> _Exercise directions_: Without the images, output each record below as it stands.

Collected data entries
++++
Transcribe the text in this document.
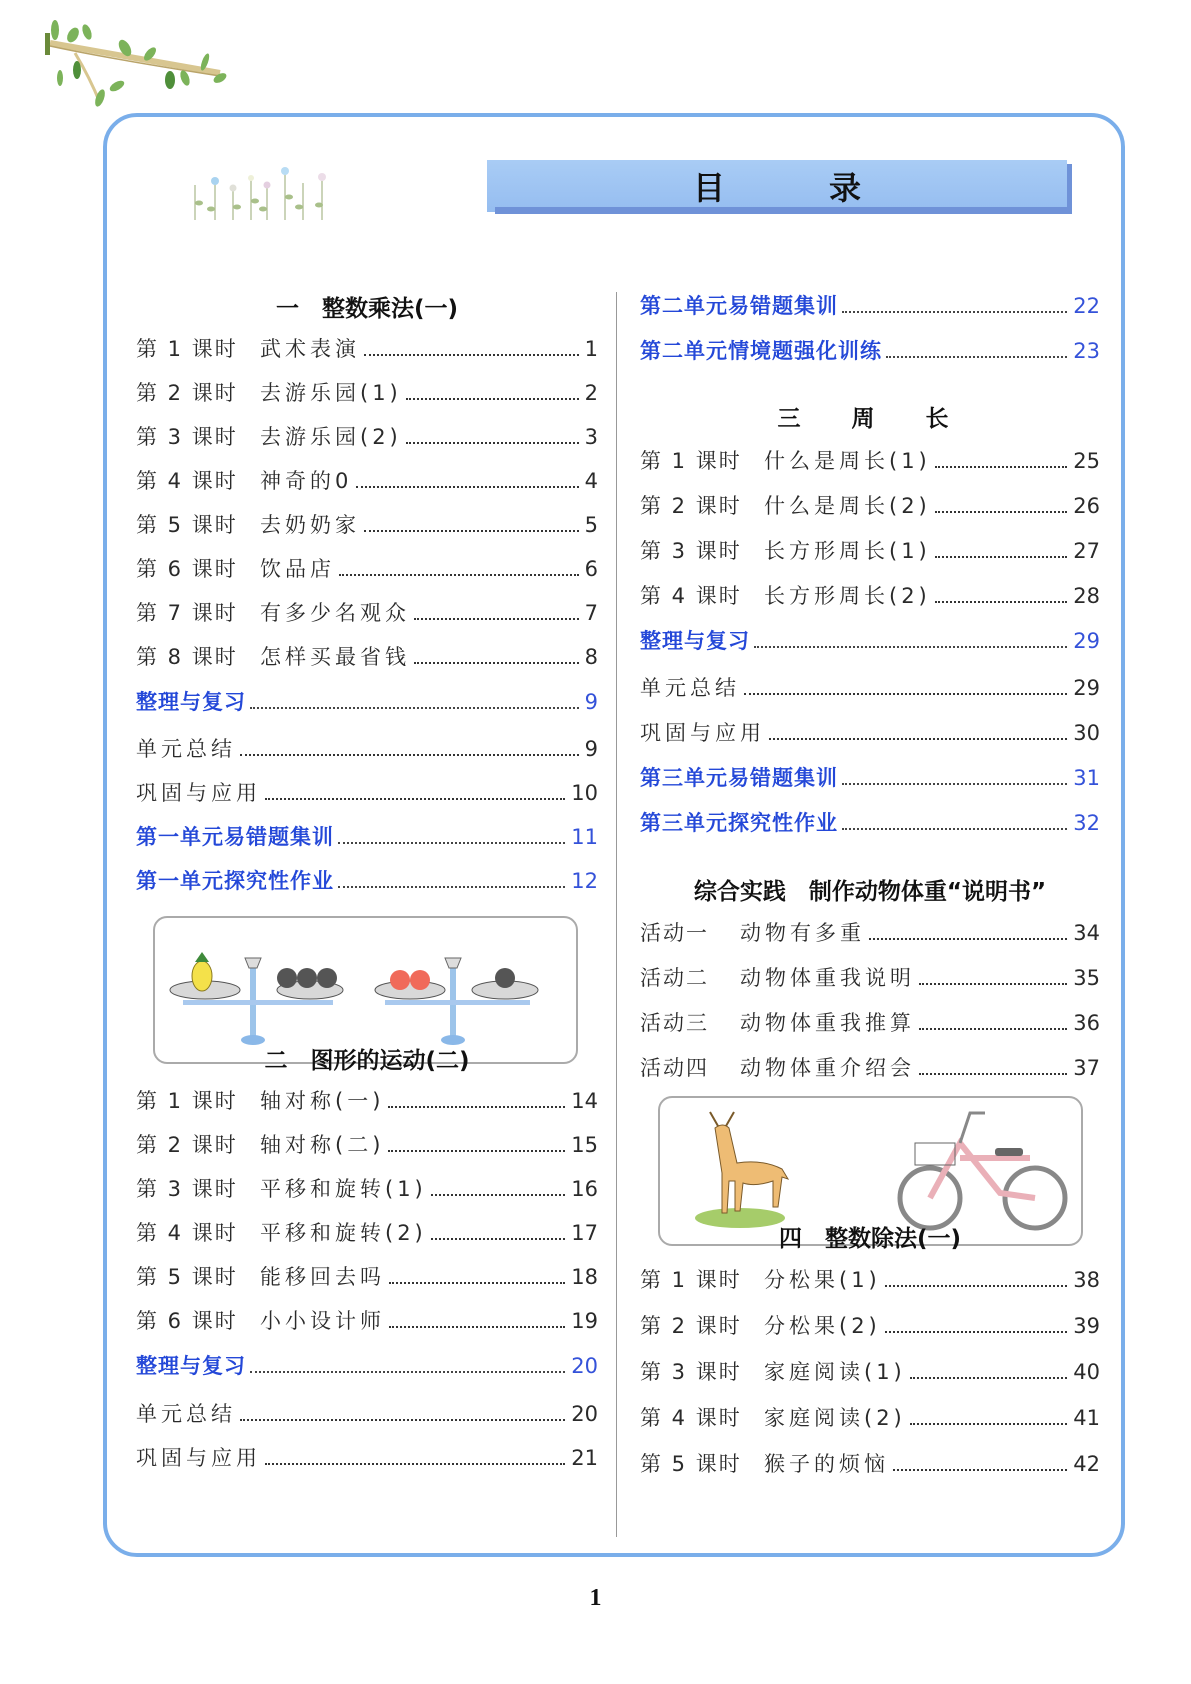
目　录
一　整数乘法(一)
第 1 课时	武术表演	1
第 2 课时	去游乐园(1)	2
第 3 课时	去游乐园(2)	3
第 4 课时	神奇的0	4
第 5 课时	去奶奶家	5
第 6 课时	饮品店	6
第 7 课时	有多少名观众	7
第 8 课时	怎样买最省钱	8
整理与复习	9
单元总结	9
巩固与应用	10
第一单元易错题集训	11
第一单元探究性作业	12
二　图形的运动(二)
第 1 课时	轴对称(一)	14
第 2 课时	轴对称(二)	15
第 3 课时	平移和旋转(1)	16
第 4 课时	平移和旋转(2)	17
第 5 课时	能移回去吗	18
第 6 课时	小小设计师	19
整理与复习	20
单元总结	20
巩固与应用	21
第二单元易错题集训	22
第二单元情境题强化训练	23
三　周　长
第 1 课时	什么是周长(1)	25
第 2 课时	什么是周长(2)	26
第 3 课时	长方形周长(1)	27
第 4 课时	长方形周长(2)	28
整理与复习	29
单元总结	29
巩固与应用	30
第三单元易错题集训	31
第三单元探究性作业	32
综合实践　制作动物体重“说明书”
活动一	动物有多重	34
活动二	动物体重我说明	35
活动三	动物体重我推算	36
活动四	动物体重介绍会	37
四　整数除法(一)
第 1 课时	分松果(1)	38
第 2 课时	分松果(2)	39
第 3 课时	家庭阅读(1)	40
第 4 课时	家庭阅读(2)	41
第 5 课时	猴子的烦恼	42
1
++++
> _The output_:
Transcribe the text in this document.
目　录
一　整数乘法(一)
第 1 课时	武术表演	1
第 2 课时	去游乐园(1)	2
第 3 课时	去游乐园(2)	3
第 4 课时	神奇的0	4
第 5 课时	去奶奶家	5
第 6 课时	饮品店	6
第 7 课时	有多少名观众	7
第 8 课时	怎样买最省钱	8
整理与复习	9
单元总结	9
巩固与应用	10
第一单元易错题集训	11
第一单元探究性作业	12
二　图形的运动(二)
第 1 课时	轴对称(一)	14
第 2 课时	轴对称(二)	15
第 3 课时	平移和旋转(1)	16
第 4 课时	平移和旋转(2)	17
第 5 课时	能移回去吗	18
第 6 课时	小小设计师	19
整理与复习	20
单元总结	20
巩固与应用	21
第二单元易错题集训	22
第二单元情境题强化训练	23
三　周　长
第 1 课时	什么是周长(1)	25
第 2 课时	什么是周长(2)	26
第 3 课时	长方形周长(1)	27
第 4 课时	长方形周长(2)	28
整理与复习	29
单元总结	29
巩固与应用	30
第三单元易错题集训	31
第三单元探究性作业	32
综合实践　制作动物体重“说明书”
活动一	动物有多重	34
活动二	动物体重我说明	35
活动三	动物体重我推算	36
活动四	动物体重介绍会	37
四　整数除法(一)
第 1 课时	分松果(1)	38
第 2 课时	分松果(2)	39
第 3 课时	家庭阅读(1)	40
第 4 课时	家庭阅读(2)	41
第 5 课时	猴子的烦恼	42
1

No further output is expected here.